··· Records supplied ···

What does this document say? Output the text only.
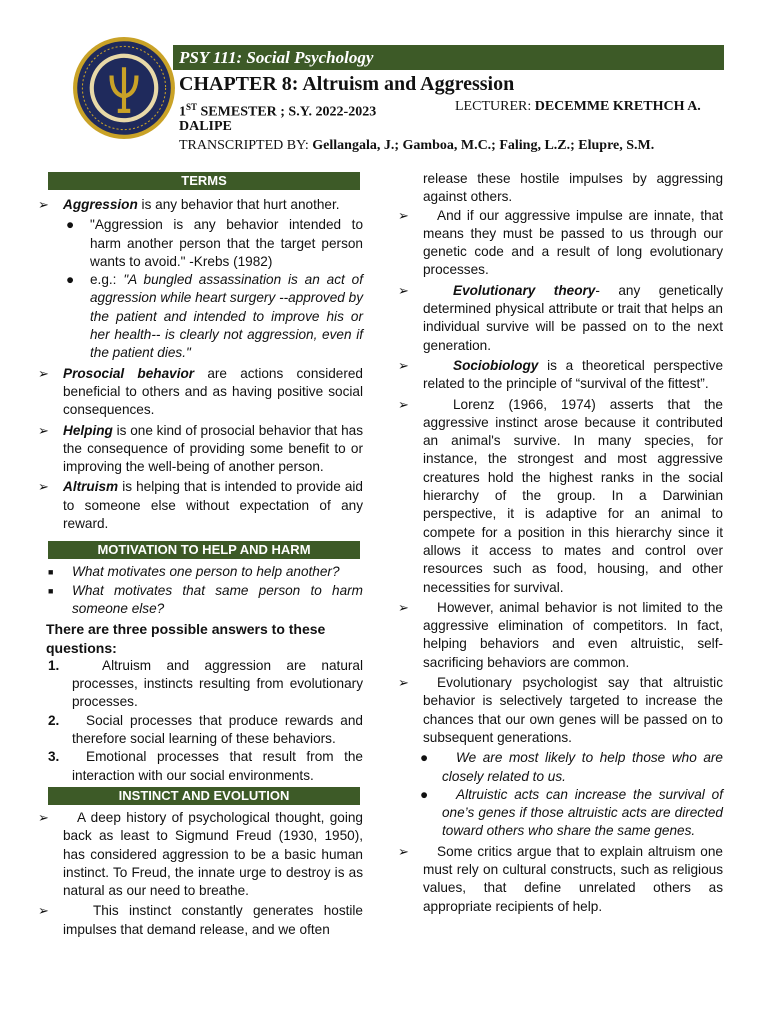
PSY 111: Social Psychology
CHAPTER 8: Altruism and Aggression
1ST SEMESTER ; S.Y. 2022-2023	LECTURER: DECEMME KRETHCH A.
DALIPE
TRANSCRIPTED BY: Gellangala, J.; Gamboa, M.C.; Faling, L.Z.; Elupre, S.M.
TERMS
➢ Aggression is any behavior that hurt another.
● "Aggression is any behavior intended to harm another person that the target person wants to avoid." -Krebs (1982)
● e.g.: "A bungled assassination is an act of aggression while heart surgery --approved by the patient and intended to improve his or her health-- is clearly not aggression, even if the patient dies."
➢ Prosocial behavior are actions considered beneficial to others and as having positive social consequences.
➢ Helping is one kind of prosocial behavior that has the consequence of providing some benefit to or improving the well-being of another person.
➢ Altruism is helping that is intended to provide aid to someone else without expectation of any reward.
MOTIVATION TO HELP AND HARM
■ What motivates one person to help another?
■ What motivates that same person to harm someone else?
There are three possible answers to these questions:
1.	Altruism and aggression are natural processes, instincts resulting from evolutionary processes.
2. Social processes that produce rewards and therefore social learning of these behaviors.
3. Emotional processes that result from the interaction with our social environments.
INSTINCT AND EVOLUTION
➢ A deep history of psychological thought, going back as least to Sigmund Freud (1930, 1950), has considered aggression to be a basic human instinct. To Freud, the innate urge to destroy is as natural as our need to breathe.
➢	This instinct constantly generates hostile impulses that demand release, and we often
release these hostile impulses by aggressing against others.
➢ And if our aggressive impulse are innate, that means they must be passed to us through our genetic code and a result of long evolutionary processes.
➢	Evolutionary theory- any genetically determined physical attribute or trait that helps an individual survive will be passed on to the next generation.
➢	Sociobiology is a theoretical perspective related to the principle of “survival of the fittest”.
➢	Lorenz (1966, 1974) asserts that the aggressive instinct arose because it contributed an animal's survive. In many species, for instance, the strongest and most aggressive creatures hold the highest ranks in the social hierarchy of the group. In a Darwinian perspective, it is adaptive for an animal to compete for a position in this hierarchy since it allows it access to mates and control over resources such as food, housing, and other necessities for survival.
➢ However, animal behavior is not limited to the aggressive elimination of competitors. In fact, helping behaviors and even altruistic, self-sacrificing behaviors are common.
➢ Evolutionary psychologist say that altruistic behavior is selectively targeted to increase the chances that our own genes will be passed on to subsequent generations.
● We are most likely to help those who are closely related to us.
● Altruistic acts can increase the survival of one’s genes if those altruistic acts are directed toward others who share the same genes.
➢ Some critics argue that to explain altruism one must rely on cultural constructs, such as religious values, that define unrelated others as appropriate recipients of help.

···

### Assignment
Without the pictures, copy out all the records above exactly.

### Task result
What does this document say? Output the text only.
PSY 111: Social Psychology
CHAPTER 8: Altruism and Aggression
1ST SEMESTER ; S.Y. 2022-2023	LECTURER: DECEMME KRETHCH A.
DALIPE
TRANSCRIPTED BY: Gellangala, J.; Gamboa, M.C.; Faling, L.Z.; Elupre, S.M.
TERMS
➢ Aggression is any behavior that hurt another.
● "Aggression is any behavior intended to harm another person that the target person wants to avoid." -Krebs (1982)
● e.g.: "A bungled assassination is an act of aggression while heart surgery --approved by the patient and intended to improve his or her health-- is clearly not aggression, even if the patient dies."
➢ Prosocial behavior are actions considered beneficial to others and as having positive social consequences.
➢ Helping is one kind of prosocial behavior that has the consequence of providing some benefit to or improving the well-being of another person.
➢ Altruism is helping that is intended to provide aid to someone else without expectation of any reward.
MOTIVATION TO HELP AND HARM
■ What motivates one person to help another?
■ What motivates that same person to harm someone else?
There are three possible answers to these questions:
1.	Altruism and aggression are natural processes, instincts resulting from evolutionary processes.
2. Social processes that produce rewards and therefore social learning of these behaviors.
3. Emotional processes that result from the interaction with our social environments.
INSTINCT AND EVOLUTION
➢ A deep history of psychological thought, going back as least to Sigmund Freud (1930, 1950), has considered aggression to be a basic human instinct. To Freud, the innate urge to destroy is as natural as our need to breathe.
➢	This instinct constantly generates hostile impulses that demand release, and we often
release these hostile impulses by aggressing against others.
➢ And if our aggressive impulse are innate, that means they must be passed to us through our genetic code and a result of long evolutionary processes.
➢	Evolutionary theory- any genetically determined physical attribute or trait that helps an individual survive will be passed on to the next generation.
➢	Sociobiology is a theoretical perspective related to the principle of “survival of the fittest”.
➢	Lorenz (1966, 1974) asserts that the aggressive instinct arose because it contributed an animal's survive. In many species, for instance, the strongest and most aggressive creatures hold the highest ranks in the social hierarchy of the group. In a Darwinian perspective, it is adaptive for an animal to compete for a position in this hierarchy since it allows it access to mates and control over resources such as food, housing, and other necessities for survival.
➢ However, animal behavior is not limited to the aggressive elimination of competitors. In fact, helping behaviors and even altruistic, self-sacrificing behaviors are common.
➢ Evolutionary psychologist say that altruistic behavior is selectively targeted to increase the chances that our own genes will be passed on to subsequent generations.
● We are most likely to help those who are closely related to us.
● Altruistic acts can increase the survival of one’s genes if those altruistic acts are directed toward others who share the same genes.
➢ Some critics argue that to explain altruism one must rely on cultural constructs, such as religious values, that define unrelated others as appropriate recipients of help.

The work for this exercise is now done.